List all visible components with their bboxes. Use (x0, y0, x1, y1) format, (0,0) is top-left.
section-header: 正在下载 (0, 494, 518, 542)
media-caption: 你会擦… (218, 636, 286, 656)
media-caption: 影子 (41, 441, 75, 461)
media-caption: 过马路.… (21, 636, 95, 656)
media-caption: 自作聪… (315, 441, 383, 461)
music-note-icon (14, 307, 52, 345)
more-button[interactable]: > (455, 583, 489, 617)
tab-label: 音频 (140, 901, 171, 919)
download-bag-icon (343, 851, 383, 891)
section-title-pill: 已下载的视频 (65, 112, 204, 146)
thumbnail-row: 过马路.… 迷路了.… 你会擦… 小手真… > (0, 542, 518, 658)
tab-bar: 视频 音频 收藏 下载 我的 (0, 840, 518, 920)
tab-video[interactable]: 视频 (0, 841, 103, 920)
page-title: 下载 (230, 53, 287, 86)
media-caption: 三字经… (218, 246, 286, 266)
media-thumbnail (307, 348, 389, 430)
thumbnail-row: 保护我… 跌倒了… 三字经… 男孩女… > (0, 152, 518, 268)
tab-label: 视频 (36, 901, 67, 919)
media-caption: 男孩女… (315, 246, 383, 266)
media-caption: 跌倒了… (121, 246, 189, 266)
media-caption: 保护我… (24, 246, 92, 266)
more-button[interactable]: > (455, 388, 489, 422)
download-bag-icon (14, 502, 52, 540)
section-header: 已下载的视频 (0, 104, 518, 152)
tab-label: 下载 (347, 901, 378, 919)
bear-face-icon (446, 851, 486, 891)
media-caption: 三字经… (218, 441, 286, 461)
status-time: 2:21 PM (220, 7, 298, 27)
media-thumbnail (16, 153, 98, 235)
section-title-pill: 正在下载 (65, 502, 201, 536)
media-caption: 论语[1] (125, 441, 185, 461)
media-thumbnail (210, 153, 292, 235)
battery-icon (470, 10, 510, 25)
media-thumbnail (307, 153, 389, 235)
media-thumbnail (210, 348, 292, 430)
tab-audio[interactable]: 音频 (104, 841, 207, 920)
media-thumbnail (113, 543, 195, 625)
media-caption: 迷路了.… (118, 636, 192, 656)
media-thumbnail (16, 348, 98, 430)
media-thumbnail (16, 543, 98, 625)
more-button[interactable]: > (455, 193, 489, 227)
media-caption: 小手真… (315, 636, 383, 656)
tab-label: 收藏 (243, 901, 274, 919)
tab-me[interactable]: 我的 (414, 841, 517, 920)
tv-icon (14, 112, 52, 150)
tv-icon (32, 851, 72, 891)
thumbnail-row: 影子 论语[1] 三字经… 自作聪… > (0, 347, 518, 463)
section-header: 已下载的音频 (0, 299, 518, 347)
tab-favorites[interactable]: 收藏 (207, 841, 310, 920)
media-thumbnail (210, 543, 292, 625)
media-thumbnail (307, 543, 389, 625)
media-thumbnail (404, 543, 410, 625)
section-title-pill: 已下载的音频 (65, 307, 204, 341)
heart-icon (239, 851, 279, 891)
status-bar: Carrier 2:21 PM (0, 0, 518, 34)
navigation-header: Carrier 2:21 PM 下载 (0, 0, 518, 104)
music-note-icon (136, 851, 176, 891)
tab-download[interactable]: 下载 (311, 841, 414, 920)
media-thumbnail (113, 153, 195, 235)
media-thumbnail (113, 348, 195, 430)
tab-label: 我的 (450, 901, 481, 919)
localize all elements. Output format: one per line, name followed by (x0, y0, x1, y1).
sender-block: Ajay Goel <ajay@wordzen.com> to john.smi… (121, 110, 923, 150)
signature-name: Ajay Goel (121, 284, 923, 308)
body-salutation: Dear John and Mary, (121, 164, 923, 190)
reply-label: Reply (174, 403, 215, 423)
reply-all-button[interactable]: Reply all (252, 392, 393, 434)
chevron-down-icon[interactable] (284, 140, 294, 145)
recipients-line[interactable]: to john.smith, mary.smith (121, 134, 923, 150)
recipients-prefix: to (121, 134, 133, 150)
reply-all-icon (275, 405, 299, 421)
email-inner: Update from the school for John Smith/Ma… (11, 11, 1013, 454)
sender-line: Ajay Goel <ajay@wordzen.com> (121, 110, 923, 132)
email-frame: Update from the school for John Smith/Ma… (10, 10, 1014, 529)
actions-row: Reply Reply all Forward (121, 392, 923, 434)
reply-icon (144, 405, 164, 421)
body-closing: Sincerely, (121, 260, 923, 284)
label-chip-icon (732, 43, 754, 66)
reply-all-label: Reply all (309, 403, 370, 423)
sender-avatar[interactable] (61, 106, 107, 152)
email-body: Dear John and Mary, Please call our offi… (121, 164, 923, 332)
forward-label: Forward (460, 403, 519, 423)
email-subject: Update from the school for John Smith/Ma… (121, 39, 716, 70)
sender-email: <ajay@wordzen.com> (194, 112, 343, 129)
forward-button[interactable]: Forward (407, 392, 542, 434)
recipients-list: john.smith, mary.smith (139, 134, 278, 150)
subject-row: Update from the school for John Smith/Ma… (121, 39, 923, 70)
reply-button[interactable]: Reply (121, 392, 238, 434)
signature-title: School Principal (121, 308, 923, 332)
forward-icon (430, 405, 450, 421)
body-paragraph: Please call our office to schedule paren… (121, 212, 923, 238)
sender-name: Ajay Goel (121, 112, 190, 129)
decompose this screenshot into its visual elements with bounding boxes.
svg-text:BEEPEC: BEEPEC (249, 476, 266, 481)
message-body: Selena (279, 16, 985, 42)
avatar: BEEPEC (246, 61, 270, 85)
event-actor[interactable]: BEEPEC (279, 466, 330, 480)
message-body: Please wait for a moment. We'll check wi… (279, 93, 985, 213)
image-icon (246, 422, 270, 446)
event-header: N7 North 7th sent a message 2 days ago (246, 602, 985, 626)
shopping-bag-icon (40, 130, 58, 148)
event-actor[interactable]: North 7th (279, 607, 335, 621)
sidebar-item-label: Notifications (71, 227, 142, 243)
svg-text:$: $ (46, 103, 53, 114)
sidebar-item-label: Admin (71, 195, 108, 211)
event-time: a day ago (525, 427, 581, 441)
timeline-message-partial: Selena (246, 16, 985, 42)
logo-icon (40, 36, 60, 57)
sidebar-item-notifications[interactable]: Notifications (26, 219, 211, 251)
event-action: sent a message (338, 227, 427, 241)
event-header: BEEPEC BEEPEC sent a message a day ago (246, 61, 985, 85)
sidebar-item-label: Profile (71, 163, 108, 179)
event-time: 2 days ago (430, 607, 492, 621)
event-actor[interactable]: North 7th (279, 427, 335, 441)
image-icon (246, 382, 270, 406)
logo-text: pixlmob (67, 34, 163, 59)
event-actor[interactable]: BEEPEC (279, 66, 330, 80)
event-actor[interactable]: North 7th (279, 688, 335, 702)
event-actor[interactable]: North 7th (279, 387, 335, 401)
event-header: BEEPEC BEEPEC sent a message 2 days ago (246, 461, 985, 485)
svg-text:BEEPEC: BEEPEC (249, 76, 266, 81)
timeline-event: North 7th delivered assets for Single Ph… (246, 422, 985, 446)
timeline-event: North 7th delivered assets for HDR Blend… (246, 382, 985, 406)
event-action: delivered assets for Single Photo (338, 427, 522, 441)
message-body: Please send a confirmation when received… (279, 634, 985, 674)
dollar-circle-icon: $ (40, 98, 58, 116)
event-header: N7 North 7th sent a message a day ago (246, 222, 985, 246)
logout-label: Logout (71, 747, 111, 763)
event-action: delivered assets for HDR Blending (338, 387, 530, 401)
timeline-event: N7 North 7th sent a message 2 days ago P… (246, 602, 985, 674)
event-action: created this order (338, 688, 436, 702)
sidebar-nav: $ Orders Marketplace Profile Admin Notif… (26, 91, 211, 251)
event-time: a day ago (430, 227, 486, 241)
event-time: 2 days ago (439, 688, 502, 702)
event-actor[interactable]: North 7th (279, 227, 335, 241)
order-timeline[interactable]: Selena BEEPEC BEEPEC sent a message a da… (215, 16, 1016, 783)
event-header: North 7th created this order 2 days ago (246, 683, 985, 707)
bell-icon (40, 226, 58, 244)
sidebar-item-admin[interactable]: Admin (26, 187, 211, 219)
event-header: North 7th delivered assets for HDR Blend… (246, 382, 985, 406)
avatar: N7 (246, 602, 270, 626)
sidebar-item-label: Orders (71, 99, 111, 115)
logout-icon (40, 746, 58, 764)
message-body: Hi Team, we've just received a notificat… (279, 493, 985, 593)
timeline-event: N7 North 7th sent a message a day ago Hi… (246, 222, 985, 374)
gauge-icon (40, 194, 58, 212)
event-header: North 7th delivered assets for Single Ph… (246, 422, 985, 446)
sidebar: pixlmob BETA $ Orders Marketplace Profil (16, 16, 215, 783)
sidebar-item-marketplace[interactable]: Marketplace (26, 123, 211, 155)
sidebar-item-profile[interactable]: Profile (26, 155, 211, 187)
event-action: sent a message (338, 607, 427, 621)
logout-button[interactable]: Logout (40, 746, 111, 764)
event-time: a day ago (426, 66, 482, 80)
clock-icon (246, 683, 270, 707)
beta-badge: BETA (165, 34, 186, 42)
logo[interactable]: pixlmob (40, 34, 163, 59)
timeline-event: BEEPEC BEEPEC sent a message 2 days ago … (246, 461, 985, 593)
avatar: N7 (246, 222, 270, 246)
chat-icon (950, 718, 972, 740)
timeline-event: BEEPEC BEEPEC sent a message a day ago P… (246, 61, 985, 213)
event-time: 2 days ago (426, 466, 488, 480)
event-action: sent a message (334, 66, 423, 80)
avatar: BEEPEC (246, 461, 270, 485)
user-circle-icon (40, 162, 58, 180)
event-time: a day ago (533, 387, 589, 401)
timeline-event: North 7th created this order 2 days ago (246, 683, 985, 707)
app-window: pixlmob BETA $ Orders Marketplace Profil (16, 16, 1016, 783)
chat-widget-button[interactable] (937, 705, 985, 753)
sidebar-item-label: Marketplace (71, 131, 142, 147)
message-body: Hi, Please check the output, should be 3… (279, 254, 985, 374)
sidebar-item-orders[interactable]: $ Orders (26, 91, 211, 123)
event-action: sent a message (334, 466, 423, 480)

• **Task brief**
Reproduce the listing verbatim from its first line through the line containing "media-caption: 过马路.… (21, 636, 95, 656)", including both of those lines.

• **Task solution**
List all visible components with their bboxes. Use (x0, y0, x1, y1) format, (0,0) is top-left.
section-header: 正在下载 (0, 494, 518, 542)
media-caption: 你会擦… (218, 636, 286, 656)
media-caption: 影子 (41, 441, 75, 461)
media-caption: 过马路.… (21, 636, 95, 656)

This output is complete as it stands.